### Requirement
Extract the text of every entry below exactly; leave images out.

### Supplied records
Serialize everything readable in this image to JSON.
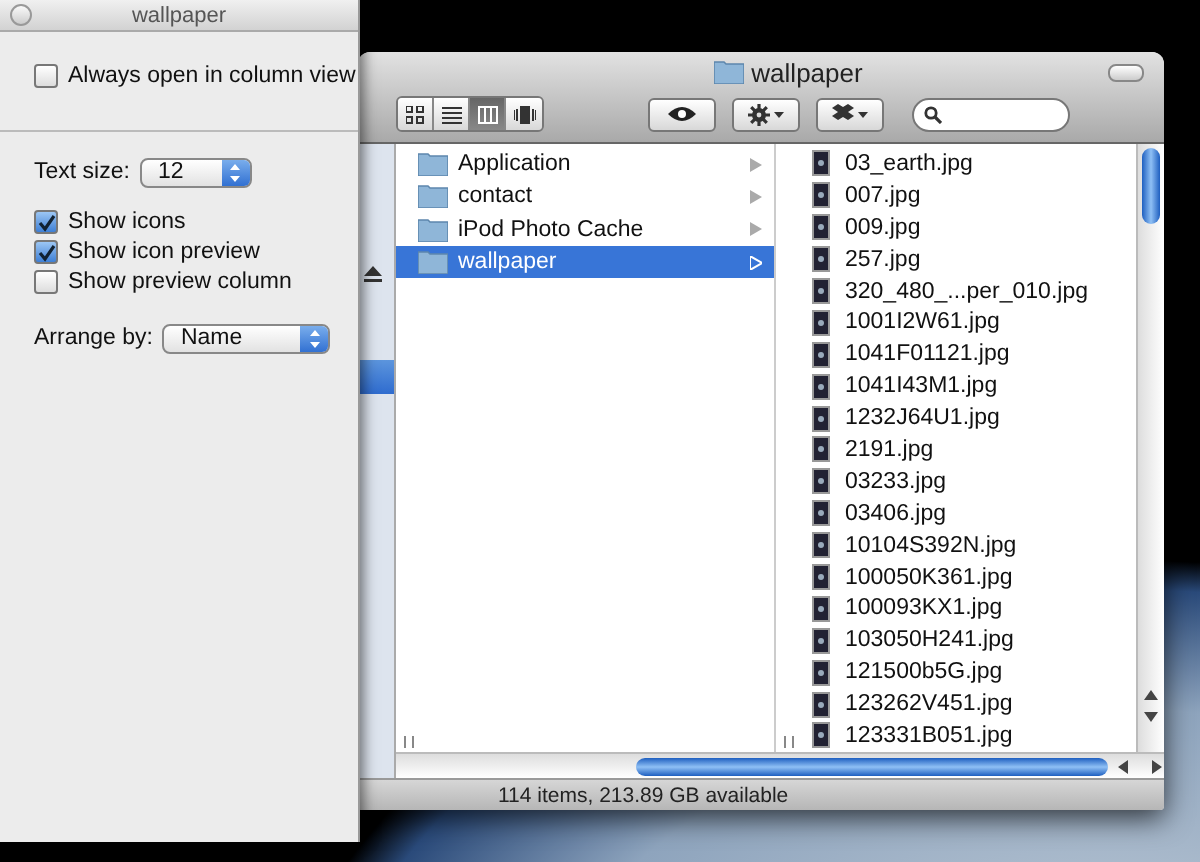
{
  "inspector": {
    "title": "wallpaper",
    "always_open": {
      "label": "Always open in column view",
      "checked": false
    },
    "text_size": {
      "label": "Text size:",
      "value": "12"
    },
    "options": [
      {
        "label": "Show icons",
        "checked": true
      },
      {
        "label": "Show icon preview",
        "checked": true
      },
      {
        "label": "Show preview column",
        "checked": false
      }
    ],
    "arrange_by": {
      "label": "Arrange by:",
      "value": "Name"
    }
  },
  "finder": {
    "title": "wallpaper",
    "view_modes": [
      {
        "kind": "icon",
        "selected": false
      },
      {
        "kind": "list",
        "selected": false
      },
      {
        "kind": "column",
        "selected": true
      },
      {
        "kind": "coverflow",
        "selected": false
      }
    ],
    "sidebar": [
      {
        "kind": "eject",
        "selected": false
      },
      {
        "kind": "blank",
        "selected": true
      }
    ],
    "folders": [
      {
        "name": "Application",
        "selected": false
      },
      {
        "name": "contact",
        "selected": false
      },
      {
        "name": "iPod Photo Cache",
        "selected": false
      },
      {
        "name": "wallpaper",
        "selected": true
      }
    ],
    "files": [
      {
        "name": "03_earth.jpg"
      },
      {
        "name": "007.jpg"
      },
      {
        "name": "009.jpg"
      },
      {
        "name": "257.jpg"
      },
      {
        "name": "320_480_...per_010.jpg"
      },
      {
        "name": "1001I2W61.jpg"
      },
      {
        "name": "1041F01121.jpg"
      },
      {
        "name": "1041I43M1.jpg"
      },
      {
        "name": "1232J64U1.jpg"
      },
      {
        "name": "2191.jpg"
      },
      {
        "name": "03233.jpg"
      },
      {
        "name": "03406.jpg"
      },
      {
        "name": "10104S392N.jpg"
      },
      {
        "name": "100050K361.jpg"
      },
      {
        "name": "100093KX1.jpg"
      },
      {
        "name": "103050H241.jpg"
      },
      {
        "name": "121500b5G.jpg"
      },
      {
        "name": "123262V451.jpg"
      },
      {
        "name": "123331B051.jpg"
      }
    ],
    "status": "114 items, 213.89 GB available"
  }
}
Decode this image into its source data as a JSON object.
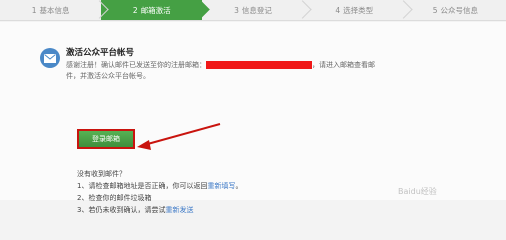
{
  "steps": [
    {
      "num": "1",
      "label": "基本信息"
    },
    {
      "num": "2",
      "label": "邮箱激活"
    },
    {
      "num": "3",
      "label": "信息登记"
    },
    {
      "num": "4",
      "label": "选择类型"
    },
    {
      "num": "5",
      "label": "公众号信息"
    }
  ],
  "active_step": 2,
  "panel": {
    "title": "激活公众平台帐号",
    "desc_before": "感谢注册！确认邮件已发送至你的注册邮箱：",
    "desc_after": "，请进入邮箱查看邮件，并激活公众平台帐号。",
    "login_button": "登录邮箱"
  },
  "help": {
    "question": "没有收到邮件？",
    "item1_prefix": "1、请检查邮箱地址是否正确，你可以返回",
    "item1_link": "重新填写",
    "item1_suffix": "。",
    "item2": "2、检查你的邮件垃圾箱",
    "item3_prefix": "3、若仍未收到确认，请尝试",
    "item3_link": "重新发送"
  },
  "watermark": "Baidu经验",
  "colors": {
    "active_step": "#45a044",
    "button": "#45a044",
    "annotation": "#c9140e",
    "redaction": "#f01818",
    "link": "#3e7ac7"
  },
  "icons": {
    "mail": "mail-icon"
  }
}
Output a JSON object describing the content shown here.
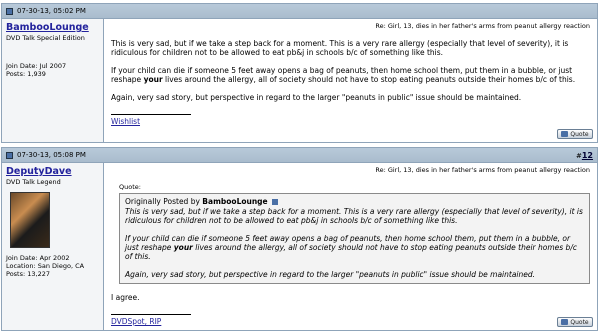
{
  "posts": [
    {
      "date": "07-30-13, 05:02 PM",
      "number": "",
      "author": {
        "name": "BambooLounge",
        "title": "DVD Talk Special Edition",
        "join_date": "Join Date: Jul 2007",
        "location": "",
        "posts": "Posts: 1,939"
      },
      "subject": "Re: Girl, 13, dies in her father's arms from peanut allergy reaction",
      "paragraphs": [
        "This is very sad, but if we take a step back for a moment. This is a very rare allergy (especially that level of severity), it is ridiculous for children not to be allowed to eat pb&j in schools b/c of something like this.",
        "If your child can die if someone 5 feet away opens a bag of peanuts, then home school them, put them in a bubble, or just reshape",
        "Again, very sad story, but perspective in regard to the larger \"peanuts in public\" issue should be maintained."
      ],
      "p2_bold": "your",
      "p2_tail": " lives around the allergy, all of society should not have to stop eating peanuts outside their homes b/c of this.",
      "signature": "Wishlist",
      "quote_button": "Quote"
    },
    {
      "date": "07-30-13, 05:08 PM",
      "number": "12",
      "number_prefix": "#",
      "author": {
        "name": "DeputyDave",
        "title": "DVD Talk Legend",
        "join_date": "Join Date: Apr 2002",
        "location": "Location: San Diego, CA",
        "posts": "Posts: 13,227"
      },
      "subject": "Re: Girl, 13, dies in her father's arms from peanut allergy reaction",
      "quote": {
        "label": "Quote:",
        "originally_posted_by": "Originally Posted by",
        "quoted_author": "BambooLounge",
        "paragraphs": [
          "This is very sad, but if we take a step back for a moment. This is a very rare allergy (especially that level of severity), it is ridiculous for children not to be allowed to eat pb&j in schools b/c of something like this.",
          "If your child can die if someone 5 feet away opens a bag of peanuts, then home school them, put them in a bubble, or just reshape",
          "Again, very sad story, but perspective in regard to the larger \"peanuts in public\" issue should be maintained."
        ],
        "p2_bold": "your",
        "p2_tail": " lives around the allergy, all of society should not have to stop eating peanuts outside their homes b/c of this."
      },
      "reply": "I agree.",
      "signature": "DVDSpot, RIP",
      "quote_button": "Quote"
    }
  ]
}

### Result for this exercise
Serialize everything readable in this image to JSON.
{
  "inspector": {
    "title": "wallpaper",
    "always_open": {
      "label": "Always open in column view",
      "checked": false
    },
    "text_size": {
      "label": "Text size:",
      "value": "12"
    },
    "options": [
      {
        "label": "Show icons",
        "checked": true
      },
      {
        "label": "Show icon preview",
        "checked": true
      },
      {
        "label": "Show preview column",
        "checked": false
      }
    ],
    "arrange_by": {
      "label": "Arrange by:",
      "value": "Name"
    }
  },
  "finder": {
    "title": "wallpaper",
    "view_modes": [
      {
        "kind": "icon",
        "selected": false
      },
      {
        "kind": "list",
        "selected": false
      },
      {
        "kind": "column",
        "selected": true
      },
      {
        "kind": "coverflow",
        "selected": false
      }
    ],
    "sidebar": [
      {
        "kind": "eject",
        "selected": false
      },
      {
        "kind": "blank",
        "selected": true
      }
    ],
    "folders": [
      {
        "name": "Application",
        "selected": false
      },
      {
        "name": "contact",
        "selected": false
      },
      {
        "name": "iPod Photo Cache",
        "selected": false
      },
      {
        "name": "wallpaper",
        "selected": true
      }
    ],
    "files": [
      {
        "name": "03_earth.jpg"
      },
      {
        "name": "007.jpg"
      },
      {
        "name": "009.jpg"
      },
      {
        "name": "257.jpg"
      },
      {
        "name": "320_480_...per_010.jpg"
      },
      {
        "name": "1001I2W61.jpg"
      },
      {
        "name": "1041F01121.jpg"
      },
      {
        "name": "1041I43M1.jpg"
      },
      {
        "name": "1232J64U1.jpg"
      },
      {
        "name": "2191.jpg"
      },
      {
        "name": "03233.jpg"
      },
      {
        "name": "03406.jpg"
      },
      {
        "name": "10104S392N.jpg"
      },
      {
        "name": "100050K361.jpg"
      },
      {
        "name": "100093KX1.jpg"
      },
      {
        "name": "103050H241.jpg"
      },
      {
        "name": "121500b5G.jpg"
      },
      {
        "name": "123262V451.jpg"
      },
      {
        "name": "123331B051.jpg"
      }
    ],
    "status": "114 items, 213.89 GB available"
  }
}
Decode this image into its source data as a JSON object.
{
  "steps": [
    {
      "num": "1",
      "label": "基本信息"
    },
    {
      "num": "2",
      "label": "邮箱激活"
    },
    {
      "num": "3",
      "label": "信息登记"
    },
    {
      "num": "4",
      "label": "选择类型"
    },
    {
      "num": "5",
      "label": "公众号信息"
    }
  ],
  "active_step": 2,
  "panel": {
    "title": "激活公众平台帐号",
    "desc_before": "感谢注册！确认邮件已发送至你的注册邮箱：",
    "desc_after": "，请进入邮箱查看邮件，并激活公众平台帐号。",
    "login_button": "登录邮箱"
  },
  "help": {
    "question": "没有收到邮件？",
    "item1_prefix": "1、请检查邮箱地址是否正确，你可以返回",
    "item1_link": "重新填写",
    "item1_suffix": "。",
    "item2": "2、检查你的邮件垃圾箱",
    "item3_prefix": "3、若仍未收到确认，请尝试",
    "item3_link": "重新发送"
  },
  "watermark": "Baidu经验",
  "colors": {
    "active_step": "#45a044",
    "button": "#45a044",
    "annotation": "#c9140e",
    "redaction": "#f01818",
    "link": "#3e7ac7"
  },
  "icons": {
    "mail": "mail-icon"
  }
}
Output a JSON object describing the content shown here.
{
  "posts": [
    {
      "date": "07-30-13, 05:02 PM",
      "number": "",
      "author": {
        "name": "BambooLounge",
        "title": "DVD Talk Special Edition",
        "join_date": "Join Date: Jul 2007",
        "location": "",
        "posts": "Posts: 1,939"
      },
      "subject": "Re: Girl, 13, dies in her father's arms from peanut allergy reaction",
      "paragraphs": [
        "This is very sad, but if we take a step back for a moment. This is a very rare allergy (especially that level of severity), it is ridiculous for children not to be allowed to eat pb&j in schools b/c of something like this.",
        "If your child can die if someone 5 feet away opens a bag of peanuts, then home school them, put them in a bubble, or just reshape",
        "Again, very sad story, but perspective in regard to the larger \"peanuts in public\" issue should be maintained."
      ],
      "p2_bold": "your",
      "p2_tail": " lives around the allergy, all of society should not have to stop eating peanuts outside their homes b/c of this.",
      "signature": "Wishlist",
      "quote_button": "Quote"
    },
    {
      "date": "07-30-13, 05:08 PM",
      "number": "12",
      "number_prefix": "#",
      "author": {
        "name": "DeputyDave",
        "title": "DVD Talk Legend",
        "join_date": "Join Date: Apr 2002",
        "location": "Location: San Diego, CA",
        "posts": "Posts: 13,227"
      },
      "subject": "Re: Girl, 13, dies in her father's arms from peanut allergy reaction",
      "quote": {
        "label": "Quote:",
        "originally_posted_by": "Originally Posted by",
        "quoted_author": "BambooLounge",
        "paragraphs": [
          "This is very sad, but if we take a step back for a moment. This is a very rare allergy (especially that level of severity), it is ridiculous for children not to be allowed to eat pb&j in schools b/c of something like this.",
          "If your child can die if someone 5 feet away opens a bag of peanuts, then home school them, put them in a bubble, or just reshape",
          "Again, very sad story, but perspective in regard to the larger \"peanuts in public\" issue should be maintained."
        ],
        "p2_bold": "your",
        "p2_tail": " lives around the allergy, all of society should not have to stop eating peanuts outside their homes b/c of this."
      },
      "reply": "I agree.",
      "signature": "DVDSpot, RIP",
      "quote_button": "Quote"
    }
  ]
}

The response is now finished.